— Start of Stored rows —

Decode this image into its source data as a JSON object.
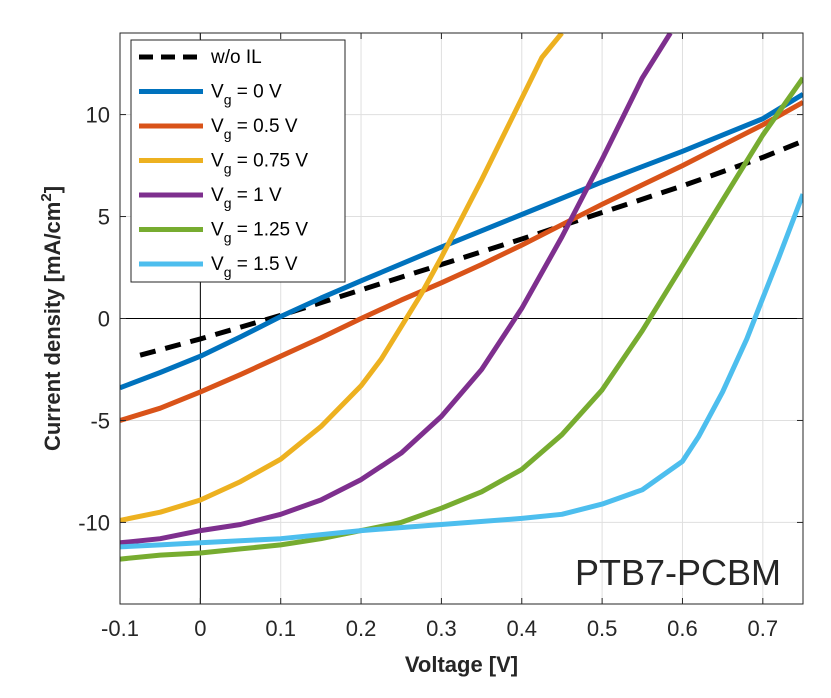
{
  "chart_data": {
    "type": "line",
    "annotation": "PTB7-PCBM",
    "xlabel": "Voltage [V]",
    "ylabel_prefix": "Current density [mA/cm",
    "ylabel_sup": "2",
    "ylabel_suffix": "]",
    "xlim": [
      -0.1,
      0.75
    ],
    "ylim": [
      -14,
      14
    ],
    "x_ticks": [
      -0.1,
      0,
      0.1,
      0.2,
      0.3,
      0.4,
      0.5,
      0.6,
      0.7
    ],
    "x_tick_labels": [
      "-0.1",
      "0",
      "0.1",
      "0.2",
      "0.3",
      "0.4",
      "0.5",
      "0.6",
      "0.7"
    ],
    "y_ticks": [
      -10,
      -5,
      0,
      5,
      10
    ],
    "y_tick_labels": [
      "-10",
      "-5",
      "0",
      "5",
      "10"
    ],
    "grid": true,
    "legend_position": "top-left",
    "series": [
      {
        "name": "w/o IL",
        "legend_main": "w/o IL",
        "legend_sub": "",
        "legend_tail": "",
        "color": "#000000",
        "dashed": true,
        "x": [
          -0.075,
          0.0,
          0.1,
          0.2,
          0.3,
          0.4,
          0.5,
          0.6,
          0.7,
          0.75
        ],
        "y": [
          -1.8,
          -1.0,
          0.15,
          1.4,
          2.65,
          3.9,
          5.2,
          6.5,
          7.9,
          8.7
        ]
      },
      {
        "name": "V_g = 0 V",
        "legend_main": "V",
        "legend_sub": "g",
        "legend_tail": " = 0 V",
        "color": "#0072BD",
        "dashed": false,
        "x": [
          -0.1,
          -0.05,
          0.0,
          0.05,
          0.1,
          0.15,
          0.2,
          0.3,
          0.4,
          0.5,
          0.6,
          0.7,
          0.75
        ],
        "y": [
          -3.4,
          -2.65,
          -1.85,
          -0.9,
          0.1,
          1.0,
          1.85,
          3.5,
          5.1,
          6.7,
          8.2,
          9.8,
          11.0
        ]
      },
      {
        "name": "V_g = 0.5 V",
        "legend_main": "V",
        "legend_sub": "g",
        "legend_tail": " = 0.5 V",
        "color": "#D95319",
        "dashed": false,
        "x": [
          -0.1,
          -0.05,
          0.0,
          0.05,
          0.1,
          0.15,
          0.2,
          0.25,
          0.3,
          0.35,
          0.4,
          0.45,
          0.5,
          0.55,
          0.6,
          0.65,
          0.7,
          0.75
        ],
        "y": [
          -5.0,
          -4.4,
          -3.6,
          -2.75,
          -1.85,
          -0.95,
          0.0,
          0.9,
          1.75,
          2.65,
          3.6,
          4.6,
          5.6,
          6.55,
          7.5,
          8.5,
          9.5,
          10.6
        ]
      },
      {
        "name": "V_g = 0.75 V",
        "legend_main": "V",
        "legend_sub": "g",
        "legend_tail": " = 0.75 V",
        "color": "#EDB120",
        "dashed": false,
        "x": [
          -0.1,
          -0.05,
          0.0,
          0.05,
          0.1,
          0.15,
          0.2,
          0.225,
          0.25,
          0.275,
          0.3,
          0.325,
          0.35,
          0.375,
          0.4,
          0.425,
          0.45
        ],
        "y": [
          -9.9,
          -9.5,
          -8.9,
          -8.0,
          -6.9,
          -5.3,
          -3.3,
          -2.0,
          -0.4,
          1.2,
          3.0,
          4.9,
          6.8,
          8.8,
          10.8,
          12.8,
          14.0
        ]
      },
      {
        "name": "V_g = 1 V",
        "legend_main": "V",
        "legend_sub": "g",
        "legend_tail": " = 1 V",
        "color": "#7E2F8E",
        "dashed": false,
        "x": [
          -0.1,
          -0.05,
          0.0,
          0.05,
          0.1,
          0.15,
          0.2,
          0.25,
          0.3,
          0.35,
          0.4,
          0.45,
          0.5,
          0.55,
          0.585
        ],
        "y": [
          -11.0,
          -10.8,
          -10.4,
          -10.1,
          -9.6,
          -8.9,
          -7.9,
          -6.6,
          -4.8,
          -2.5,
          0.5,
          4.0,
          7.8,
          11.8,
          14.0
        ]
      },
      {
        "name": "V_g = 1.25 V",
        "legend_main": "V",
        "legend_sub": "g",
        "legend_tail": " = 1.25 V",
        "color": "#77AC30",
        "dashed": false,
        "x": [
          -0.1,
          -0.05,
          0.0,
          0.05,
          0.1,
          0.15,
          0.2,
          0.25,
          0.3,
          0.35,
          0.4,
          0.45,
          0.5,
          0.55,
          0.6,
          0.65,
          0.7,
          0.75
        ],
        "y": [
          -11.8,
          -11.6,
          -11.5,
          -11.3,
          -11.1,
          -10.8,
          -10.4,
          -10.0,
          -9.3,
          -8.5,
          -7.4,
          -5.7,
          -3.5,
          -0.6,
          2.6,
          5.8,
          9.0,
          11.8
        ]
      },
      {
        "name": "V_g = 1.5 V",
        "legend_main": "V",
        "legend_sub": "g",
        "legend_tail": " = 1.5 V",
        "color": "#4DBEEE",
        "dashed": false,
        "x": [
          -0.1,
          -0.05,
          0.0,
          0.1,
          0.2,
          0.3,
          0.4,
          0.45,
          0.5,
          0.55,
          0.6,
          0.62,
          0.65,
          0.68,
          0.7,
          0.72,
          0.75
        ],
        "y": [
          -11.2,
          -11.1,
          -11.0,
          -10.8,
          -10.4,
          -10.1,
          -9.8,
          -9.6,
          -9.1,
          -8.4,
          -7.0,
          -5.8,
          -3.6,
          -1.0,
          1.0,
          3.0,
          6.1
        ]
      }
    ]
  }
}
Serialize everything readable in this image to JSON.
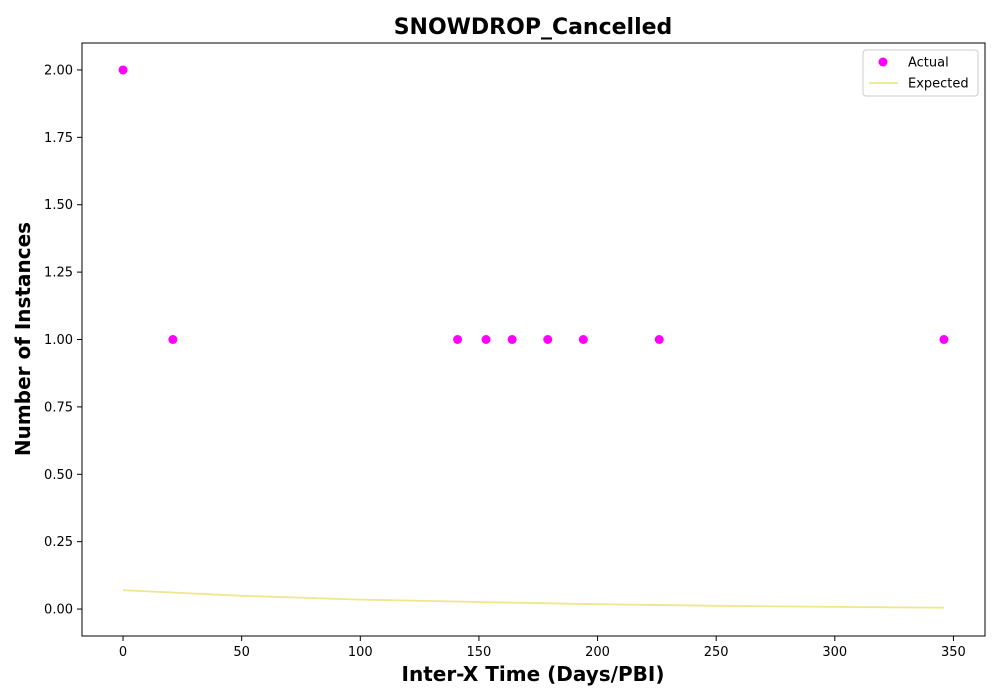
{
  "chart_data": {
    "type": "scatter",
    "title": "SNOWDROP_Cancelled",
    "xlabel": "Inter-X Time (Days/PBI)",
    "ylabel": "Number of Instances",
    "xlim": [
      -17.3,
      363.3
    ],
    "ylim": [
      -0.1,
      2.1
    ],
    "x_ticks": [
      0,
      50,
      100,
      150,
      200,
      250,
      300,
      350
    ],
    "x_tick_labels": [
      "0",
      "50",
      "100",
      "150",
      "200",
      "250",
      "300",
      "350"
    ],
    "y_ticks": [
      0.0,
      0.25,
      0.5,
      0.75,
      1.0,
      1.25,
      1.5,
      1.75,
      2.0
    ],
    "y_tick_labels": [
      "0.00",
      "0.25",
      "0.50",
      "0.75",
      "1.00",
      "1.25",
      "1.50",
      "1.75",
      "2.00"
    ],
    "grid": false,
    "legend_position": "top-right",
    "series": [
      {
        "name": "Actual",
        "kind": "scatter",
        "color": "#ff00ff",
        "points": [
          [
            0,
            2
          ],
          [
            21,
            1
          ],
          [
            141,
            1
          ],
          [
            153,
            1
          ],
          [
            164,
            1
          ],
          [
            179,
            1
          ],
          [
            194,
            1
          ],
          [
            226,
            1
          ],
          [
            346,
            1
          ]
        ]
      },
      {
        "name": "Expected",
        "kind": "line",
        "color": "#f0e68c",
        "points": [
          [
            0,
            0.07
          ],
          [
            50,
            0.049
          ],
          [
            100,
            0.035
          ],
          [
            150,
            0.026
          ],
          [
            200,
            0.018
          ],
          [
            250,
            0.012
          ],
          [
            300,
            0.008
          ],
          [
            346,
            0.005
          ]
        ]
      }
    ]
  }
}
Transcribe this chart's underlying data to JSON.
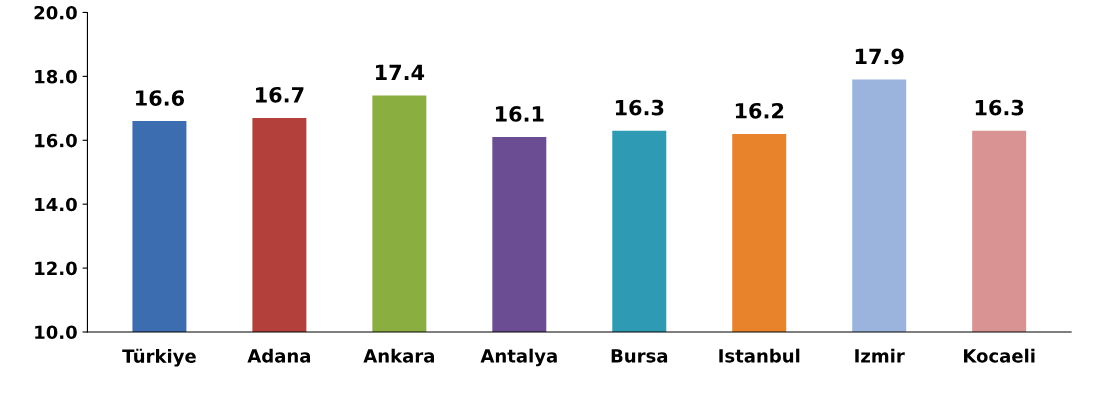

— End of Stored rows —

▸ Task brief
Copy every line of the records above that holds the word "JSON".

▸ Output for this exercise
Decode this image into its source data as a JSON object.
Serialize everything readable in this image to JSON.
Transcribe this chart's underlying data to JSON.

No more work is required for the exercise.